Extracted records:
--- start ---
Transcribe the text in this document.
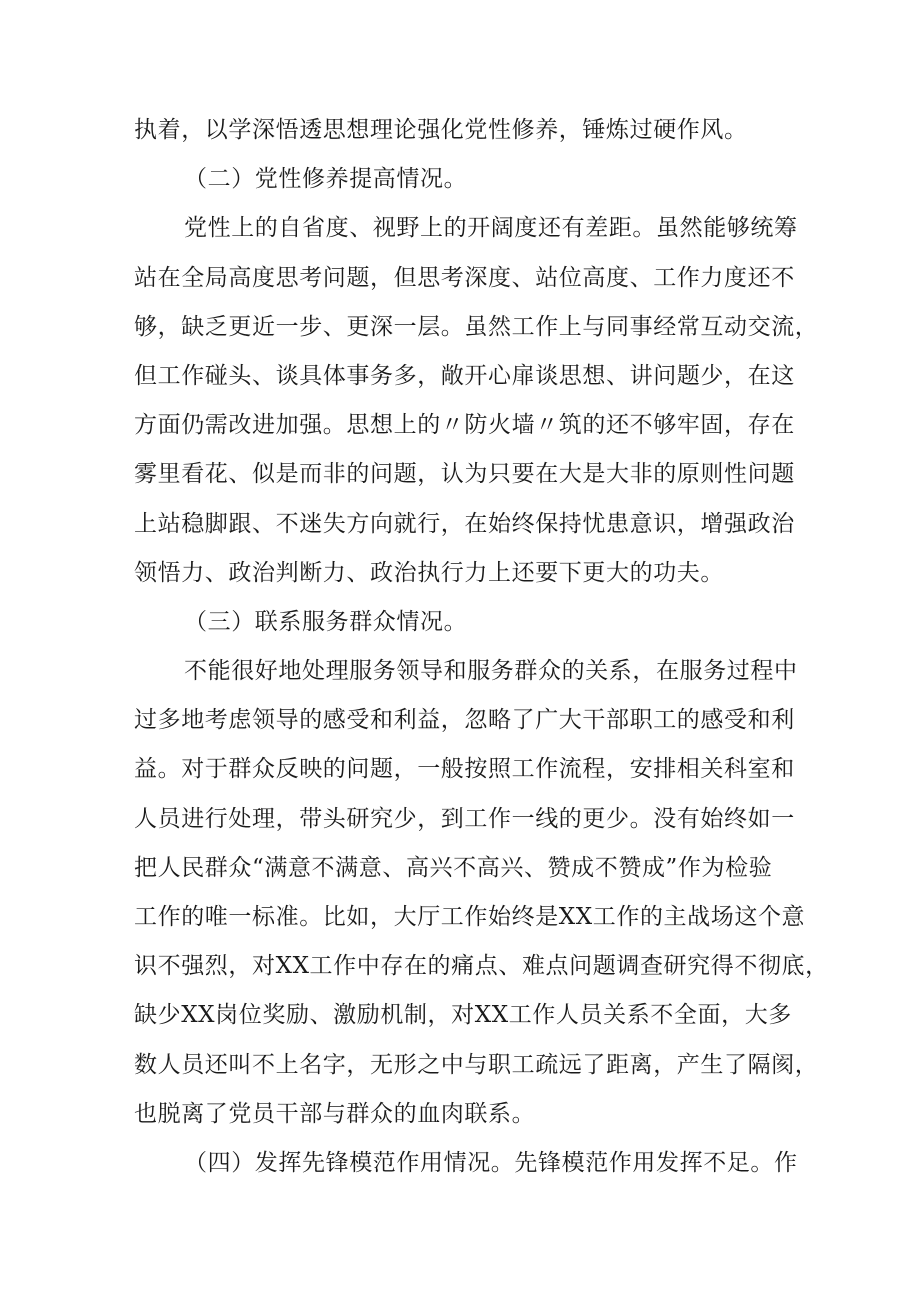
执着，以学深悟透思想理论强化党性修养，锤炼过硬作风。
（二）党性修养提高情况。
党性上的自省度、视野上的开阔度还有差距。虽然能够统筹
站在全局高度思考问题，但思考深度、站位高度、工作力度还不
够，缺乏更近一步、更深一层。虽然工作上与同事经常互动交流，
但工作碰头、谈具体事务多，敞开心扉谈思想、讲问题少，在这
方面仍需改进加强。思想上的〃防火墙〃筑的还不够牢固，存在
雾里看花、似是而非的问题，认为只要在大是大非的原则性问题
上站稳脚跟、不迷失方向就行，在始终保持忧患意识，增强政治
领悟力、政治判断力、政治执行力上还要下更大的功夫。
（三）联系服务群众情况。
不能很好地处理服务领导和服务群众的关系，在服务过程中
过多地考虑领导的感受和利益，忽略了广大干部职工的感受和利
益。对于群众反映的问题，一般按照工作流程，安排相关科室和
人员进行处理，带头研究少，到工作一线的更少。没有始终如一
把人民群众“满意不满意、高兴不高兴、赞成不赞成”作为检验
工作的唯一标准。比如，大厅工作始终是XX工作的主战场这个意
识不强烈，对XX工作中存在的痛点、难点问题调查研究得不彻底，
缺少XX岗位奖励、激励机制，对XX工作人员关系不全面，大多
数人员还叫不上名字，无形之中与职工疏远了距离，产生了隔阂，
也脱离了党员干部与群众的血肉联系。
（四）发挥先锋模范作用情况。先锋模范作用发挥不足。作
--- end ---
Transcribe the listing in full. Omit the pictures and keep every line exact.

> _Expected answer_:
Transcribe the text in this document.
执着，以学深悟透思想理论强化党性修养，锤炼过硬作风。
（二）党性修养提高情况。
党性上的自省度、视野上的开阔度还有差距。虽然能够统筹
站在全局高度思考问题，但思考深度、站位高度、工作力度还不
够，缺乏更近一步、更深一层。虽然工作上与同事经常互动交流，
但工作碰头、谈具体事务多，敞开心扉谈思想、讲问题少，在这
方面仍需改进加强。思想上的〃防火墙〃筑的还不够牢固，存在
雾里看花、似是而非的问题，认为只要在大是大非的原则性问题
上站稳脚跟、不迷失方向就行，在始终保持忧患意识，增强政治
领悟力、政治判断力、政治执行力上还要下更大的功夫。
（三）联系服务群众情况。
不能很好地处理服务领导和服务群众的关系，在服务过程中
过多地考虑领导的感受和利益，忽略了广大干部职工的感受和利
益。对于群众反映的问题，一般按照工作流程，安排相关科室和
人员进行处理，带头研究少，到工作一线的更少。没有始终如一
把人民群众“满意不满意、高兴不高兴、赞成不赞成”作为检验
工作的唯一标准。比如，大厅工作始终是XX工作的主战场这个意
识不强烈，对XX工作中存在的痛点、难点问题调查研究得不彻底，
缺少XX岗位奖励、激励机制，对XX工作人员关系不全面，大多
数人员还叫不上名字，无形之中与职工疏远了距离，产生了隔阂，
也脱离了党员干部与群众的血肉联系。
（四）发挥先锋模范作用情况。先锋模范作用发挥不足。作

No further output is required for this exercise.